▶ [PROBLEM] Reply with one number only: the count of lines below that contain the word "informacje".

— begin —

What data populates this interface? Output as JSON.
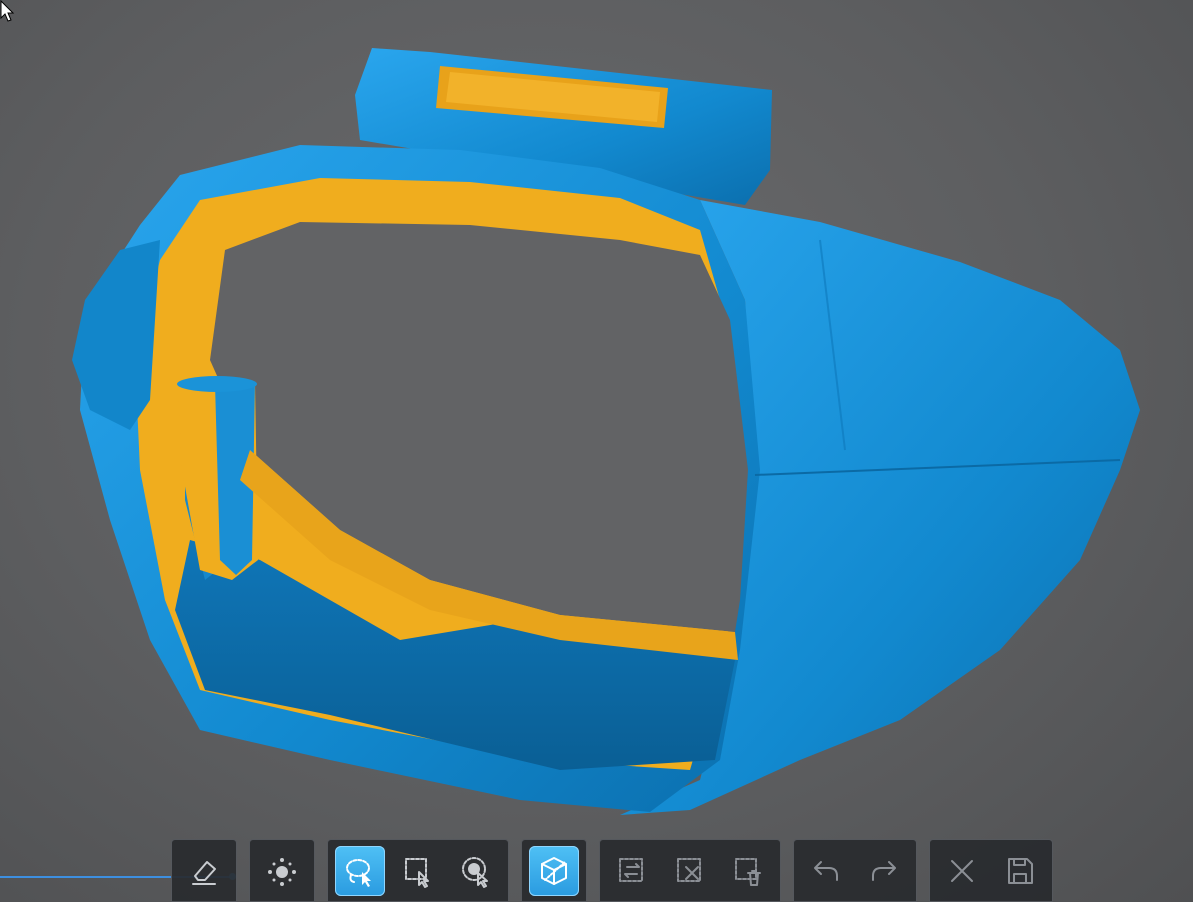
{
  "app": {
    "viewport_background": "#5f6062",
    "accent": "#2fa8ec"
  },
  "model": {
    "shell_color": "#1289cf",
    "inner_surface_color": "#f0ad1e"
  },
  "toolbar": {
    "groups": [
      {
        "name": "edit",
        "buttons": [
          {
            "icon": "eraser-icon",
            "active": false
          }
        ]
      },
      {
        "name": "light",
        "buttons": [
          {
            "icon": "lighting-icon",
            "active": false
          }
        ]
      },
      {
        "name": "selection",
        "buttons": [
          {
            "icon": "lasso-select-icon",
            "active": true
          },
          {
            "icon": "rectangle-select-icon",
            "active": false
          },
          {
            "icon": "brush-select-icon",
            "active": false
          }
        ]
      },
      {
        "name": "view",
        "buttons": [
          {
            "icon": "through-select-cube-icon",
            "active": true
          }
        ]
      },
      {
        "name": "selection-ops",
        "buttons": [
          {
            "icon": "invert-selection-icon",
            "active": false
          },
          {
            "icon": "clear-selection-icon",
            "active": false
          },
          {
            "icon": "delete-selection-icon",
            "active": false
          }
        ]
      },
      {
        "name": "history",
        "buttons": [
          {
            "icon": "undo-icon",
            "active": false
          },
          {
            "icon": "redo-icon",
            "active": false
          }
        ]
      },
      {
        "name": "file",
        "buttons": [
          {
            "icon": "close-icon",
            "active": false
          },
          {
            "icon": "save-icon",
            "active": false
          }
        ]
      }
    ]
  }
}
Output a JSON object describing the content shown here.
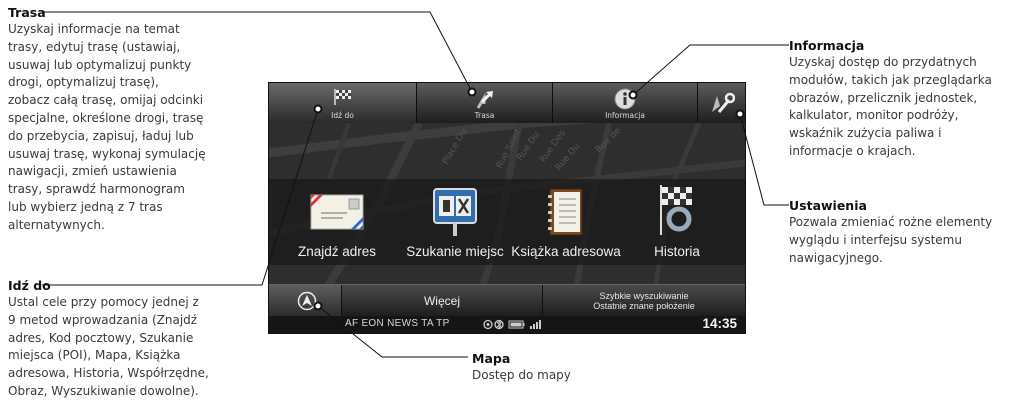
{
  "callouts": {
    "trasa": {
      "title": "Trasa",
      "lines": [
        "Uzyskaj informacje na temat",
        "trasy, edytuj trasę (ustawiaj,",
        "usuwaj lub optymalizuj punkty",
        "drogi, optymalizuj trasę),",
        "zobacz całą trasę, omijaj odcinki",
        "specjalne, określone drogi, trasę",
        "do przebycia, zapisuj, ładuj lub",
        "usuwaj trasę, wykonaj symulację",
        "nawigacji, zmień ustawienia",
        "trasy, sprawdź harmonogram",
        "lub wybierz jedną z 7 tras",
        "alternatywnych."
      ]
    },
    "idzdo": {
      "title": "Idź do",
      "lines": [
        "Ustal cele przy pomocy jednej z",
        "9 metod wprowadzania (Znajdź",
        "adres, Kod pocztowy, Szukanie",
        "miejsca (POI), Mapa, Książka",
        "adresowa, Historia, Współrzędne,",
        "Obraz, Wyszukiwanie dowolne)."
      ]
    },
    "informacja": {
      "title": "Informacja",
      "lines": [
        "Uzyskaj dostęp do przydatnych",
        "modułów, takich jak przeglądarka",
        "obrazów, przelicznik jednostek,",
        "kalkulator, monitor podróży,",
        "wskaźnik zużycia paliwa i",
        "informacje o krajach."
      ]
    },
    "ustawienia": {
      "title": "Ustawienia",
      "lines": [
        "Pozwala zmieniać rożne elementy",
        "wyglądu i interfejsu systemu",
        "nawigacyjnego."
      ]
    },
    "mapa": {
      "title": "Mapa",
      "lines": [
        "Dostęp do mapy"
      ]
    }
  },
  "screen": {
    "tabs": {
      "idz_do": "Idź do",
      "trasa": "Trasa",
      "informacja": "Informacja"
    },
    "menu": {
      "znajdz_adres": "Znajdź adres",
      "szukanie_miejsc": "Szukanie miejsc",
      "ksiazka_adresowa": "Książka adresowa",
      "historia": "Historia"
    },
    "bottom": {
      "wiecej": "Więcej",
      "szybkie_line1": "Szybkie wyszukiwanie",
      "szybkie_line2": "Ostatnie znane położenie"
    },
    "status": {
      "text": "AF EON NEWS TA TP",
      "clock": "14:35"
    },
    "map_streets": [
      "Place Du",
      "Rue Du",
      "Rue Des",
      "Rue Du",
      "Rue Saint",
      "Rue de"
    ]
  },
  "icons": {
    "idz_do": "checkered-flag-icon",
    "trasa": "route-arrow-icon",
    "informacja": "info-icon",
    "ustawienia": "wrench-settings-icon",
    "znajdz_adres": "envelope-icon",
    "szukanie_miejsc": "poi-sign-icon",
    "ksiazka_adresowa": "address-book-icon",
    "historia": "history-flag-icon",
    "mapa": "compass-arrow-icon"
  },
  "colors": {
    "screen_bg": "#2b2b2b",
    "leader_line": "#111111"
  }
}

— end —

▶ [FINISHED ANSWER] 2